Given request.
Examine the material below. Gather every line in which the string "joined" appears.

--------------------------------

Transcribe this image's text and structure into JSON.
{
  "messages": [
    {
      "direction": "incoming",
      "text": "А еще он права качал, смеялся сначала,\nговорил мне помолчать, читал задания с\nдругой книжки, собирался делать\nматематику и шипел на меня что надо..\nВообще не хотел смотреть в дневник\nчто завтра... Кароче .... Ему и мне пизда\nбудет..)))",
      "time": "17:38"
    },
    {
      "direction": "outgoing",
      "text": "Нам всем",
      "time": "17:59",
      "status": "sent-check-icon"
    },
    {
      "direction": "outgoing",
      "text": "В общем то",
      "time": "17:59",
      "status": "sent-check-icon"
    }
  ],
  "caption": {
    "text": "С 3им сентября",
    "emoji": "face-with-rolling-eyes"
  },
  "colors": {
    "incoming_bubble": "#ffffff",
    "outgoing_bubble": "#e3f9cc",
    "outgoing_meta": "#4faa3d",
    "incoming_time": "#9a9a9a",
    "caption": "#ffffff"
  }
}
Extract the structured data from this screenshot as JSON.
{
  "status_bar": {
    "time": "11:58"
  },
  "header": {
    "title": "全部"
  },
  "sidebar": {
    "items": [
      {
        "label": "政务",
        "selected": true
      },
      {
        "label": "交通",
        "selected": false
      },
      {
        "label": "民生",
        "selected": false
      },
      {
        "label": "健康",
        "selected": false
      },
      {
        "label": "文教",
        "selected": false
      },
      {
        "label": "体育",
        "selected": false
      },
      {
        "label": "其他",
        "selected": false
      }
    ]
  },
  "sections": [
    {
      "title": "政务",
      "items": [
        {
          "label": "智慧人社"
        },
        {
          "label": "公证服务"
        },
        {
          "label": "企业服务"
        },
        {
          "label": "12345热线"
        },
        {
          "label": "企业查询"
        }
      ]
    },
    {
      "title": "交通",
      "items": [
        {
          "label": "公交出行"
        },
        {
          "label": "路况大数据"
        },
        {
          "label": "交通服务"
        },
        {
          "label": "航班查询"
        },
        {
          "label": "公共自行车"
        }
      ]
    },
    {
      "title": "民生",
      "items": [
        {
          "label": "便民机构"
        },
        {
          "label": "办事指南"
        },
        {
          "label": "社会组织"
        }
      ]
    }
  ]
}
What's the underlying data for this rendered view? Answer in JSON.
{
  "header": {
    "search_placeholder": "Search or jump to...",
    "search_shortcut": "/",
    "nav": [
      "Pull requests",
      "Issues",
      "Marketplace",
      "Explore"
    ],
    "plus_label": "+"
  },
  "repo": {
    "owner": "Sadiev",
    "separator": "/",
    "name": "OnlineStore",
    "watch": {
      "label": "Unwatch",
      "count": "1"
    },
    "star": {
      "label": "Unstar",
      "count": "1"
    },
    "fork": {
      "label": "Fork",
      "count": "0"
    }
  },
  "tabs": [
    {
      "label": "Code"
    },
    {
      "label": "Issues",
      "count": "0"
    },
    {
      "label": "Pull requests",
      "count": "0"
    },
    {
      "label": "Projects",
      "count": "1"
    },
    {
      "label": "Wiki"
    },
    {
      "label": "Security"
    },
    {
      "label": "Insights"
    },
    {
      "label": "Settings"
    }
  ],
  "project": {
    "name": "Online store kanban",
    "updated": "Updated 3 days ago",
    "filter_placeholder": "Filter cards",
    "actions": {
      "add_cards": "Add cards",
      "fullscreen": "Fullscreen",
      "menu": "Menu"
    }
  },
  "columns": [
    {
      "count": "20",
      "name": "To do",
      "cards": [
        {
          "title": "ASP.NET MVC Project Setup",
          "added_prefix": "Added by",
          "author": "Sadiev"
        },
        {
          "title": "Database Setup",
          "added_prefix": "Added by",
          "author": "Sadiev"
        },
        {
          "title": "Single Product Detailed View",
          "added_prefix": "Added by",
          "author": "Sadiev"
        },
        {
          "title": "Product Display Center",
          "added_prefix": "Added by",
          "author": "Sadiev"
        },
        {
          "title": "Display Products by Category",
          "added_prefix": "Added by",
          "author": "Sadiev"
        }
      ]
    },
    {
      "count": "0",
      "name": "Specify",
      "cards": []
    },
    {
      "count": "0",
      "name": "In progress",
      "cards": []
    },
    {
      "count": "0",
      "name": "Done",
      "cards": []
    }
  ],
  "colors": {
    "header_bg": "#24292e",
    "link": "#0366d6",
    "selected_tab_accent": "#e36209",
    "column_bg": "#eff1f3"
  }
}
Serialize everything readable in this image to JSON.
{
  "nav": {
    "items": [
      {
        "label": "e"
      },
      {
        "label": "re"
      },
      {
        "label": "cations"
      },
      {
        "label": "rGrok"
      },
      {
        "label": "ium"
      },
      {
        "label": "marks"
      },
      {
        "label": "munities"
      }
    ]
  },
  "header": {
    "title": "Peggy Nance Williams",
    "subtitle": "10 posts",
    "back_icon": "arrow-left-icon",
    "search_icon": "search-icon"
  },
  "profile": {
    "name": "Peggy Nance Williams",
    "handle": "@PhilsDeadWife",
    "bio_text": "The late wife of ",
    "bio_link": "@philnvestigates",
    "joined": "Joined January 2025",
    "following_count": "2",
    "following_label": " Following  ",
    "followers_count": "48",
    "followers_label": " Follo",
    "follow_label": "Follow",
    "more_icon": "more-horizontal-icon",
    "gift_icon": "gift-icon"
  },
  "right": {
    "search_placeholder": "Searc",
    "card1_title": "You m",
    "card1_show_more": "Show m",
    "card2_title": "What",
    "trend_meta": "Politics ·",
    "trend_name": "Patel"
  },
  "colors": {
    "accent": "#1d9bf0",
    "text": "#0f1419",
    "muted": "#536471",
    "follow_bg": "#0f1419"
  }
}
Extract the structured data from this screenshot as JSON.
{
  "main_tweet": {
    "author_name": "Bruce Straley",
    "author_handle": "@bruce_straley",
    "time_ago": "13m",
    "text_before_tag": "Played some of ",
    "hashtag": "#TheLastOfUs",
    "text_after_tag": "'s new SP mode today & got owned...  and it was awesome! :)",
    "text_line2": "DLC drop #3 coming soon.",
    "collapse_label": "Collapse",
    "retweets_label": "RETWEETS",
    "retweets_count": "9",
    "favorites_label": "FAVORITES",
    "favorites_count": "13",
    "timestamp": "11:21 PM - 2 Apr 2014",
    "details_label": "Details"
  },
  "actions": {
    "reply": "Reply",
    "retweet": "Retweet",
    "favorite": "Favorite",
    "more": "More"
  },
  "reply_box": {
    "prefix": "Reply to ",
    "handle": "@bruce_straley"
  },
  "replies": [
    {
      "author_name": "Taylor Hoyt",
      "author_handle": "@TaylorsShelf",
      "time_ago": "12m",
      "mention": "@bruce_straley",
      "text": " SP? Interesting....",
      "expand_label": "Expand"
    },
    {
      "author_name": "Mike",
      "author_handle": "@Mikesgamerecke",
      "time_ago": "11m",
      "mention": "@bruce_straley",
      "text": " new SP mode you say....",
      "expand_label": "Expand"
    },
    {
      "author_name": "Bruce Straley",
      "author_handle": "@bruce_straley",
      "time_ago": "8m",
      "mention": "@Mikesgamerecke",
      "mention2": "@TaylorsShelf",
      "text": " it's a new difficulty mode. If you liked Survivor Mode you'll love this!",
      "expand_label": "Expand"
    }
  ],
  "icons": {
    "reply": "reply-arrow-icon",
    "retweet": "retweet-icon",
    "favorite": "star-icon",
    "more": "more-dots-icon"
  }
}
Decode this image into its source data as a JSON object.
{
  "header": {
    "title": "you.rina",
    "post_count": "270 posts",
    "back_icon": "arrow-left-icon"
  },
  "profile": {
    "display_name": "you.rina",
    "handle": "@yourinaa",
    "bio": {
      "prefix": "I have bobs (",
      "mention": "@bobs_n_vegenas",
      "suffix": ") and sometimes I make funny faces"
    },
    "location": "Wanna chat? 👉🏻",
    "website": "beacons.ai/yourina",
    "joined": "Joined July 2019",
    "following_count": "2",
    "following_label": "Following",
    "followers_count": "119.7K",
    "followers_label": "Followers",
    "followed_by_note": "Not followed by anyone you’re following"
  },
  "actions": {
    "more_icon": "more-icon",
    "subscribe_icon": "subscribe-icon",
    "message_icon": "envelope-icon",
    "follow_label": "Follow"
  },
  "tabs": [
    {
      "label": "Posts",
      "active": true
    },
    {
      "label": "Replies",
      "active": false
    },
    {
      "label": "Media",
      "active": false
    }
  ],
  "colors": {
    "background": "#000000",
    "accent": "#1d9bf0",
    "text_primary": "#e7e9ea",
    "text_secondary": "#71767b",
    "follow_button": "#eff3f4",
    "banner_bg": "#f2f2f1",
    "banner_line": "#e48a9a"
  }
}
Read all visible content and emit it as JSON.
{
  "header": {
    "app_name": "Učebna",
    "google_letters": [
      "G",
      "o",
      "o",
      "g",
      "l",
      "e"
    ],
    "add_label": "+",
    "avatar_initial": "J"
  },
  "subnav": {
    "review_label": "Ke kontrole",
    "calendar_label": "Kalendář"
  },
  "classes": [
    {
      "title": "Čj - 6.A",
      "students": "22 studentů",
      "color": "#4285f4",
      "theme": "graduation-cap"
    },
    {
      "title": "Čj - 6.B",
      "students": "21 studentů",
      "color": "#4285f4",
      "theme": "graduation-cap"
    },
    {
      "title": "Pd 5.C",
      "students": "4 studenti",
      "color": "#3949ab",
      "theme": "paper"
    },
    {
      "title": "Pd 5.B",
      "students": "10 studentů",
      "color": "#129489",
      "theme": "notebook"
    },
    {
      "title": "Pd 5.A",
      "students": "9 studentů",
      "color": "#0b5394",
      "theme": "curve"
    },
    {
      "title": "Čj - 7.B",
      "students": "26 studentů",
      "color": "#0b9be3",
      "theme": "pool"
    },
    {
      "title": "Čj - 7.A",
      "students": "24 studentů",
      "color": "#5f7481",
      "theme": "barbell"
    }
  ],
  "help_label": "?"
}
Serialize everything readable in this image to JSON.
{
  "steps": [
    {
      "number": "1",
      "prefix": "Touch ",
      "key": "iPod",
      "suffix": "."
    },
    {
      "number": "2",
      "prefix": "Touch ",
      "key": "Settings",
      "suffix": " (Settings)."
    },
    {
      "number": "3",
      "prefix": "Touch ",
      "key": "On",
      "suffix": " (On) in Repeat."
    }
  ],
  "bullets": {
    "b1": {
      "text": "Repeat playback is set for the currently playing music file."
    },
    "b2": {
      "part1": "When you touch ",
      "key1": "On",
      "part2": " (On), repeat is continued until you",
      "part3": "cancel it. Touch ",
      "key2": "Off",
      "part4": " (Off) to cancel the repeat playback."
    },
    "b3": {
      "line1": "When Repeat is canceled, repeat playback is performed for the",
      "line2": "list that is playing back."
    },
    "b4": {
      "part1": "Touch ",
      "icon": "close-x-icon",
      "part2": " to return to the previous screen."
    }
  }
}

--------------------------------

Exercise answer.
    "joined": "Joined January 2025",
    "joined": "Joined July 2019",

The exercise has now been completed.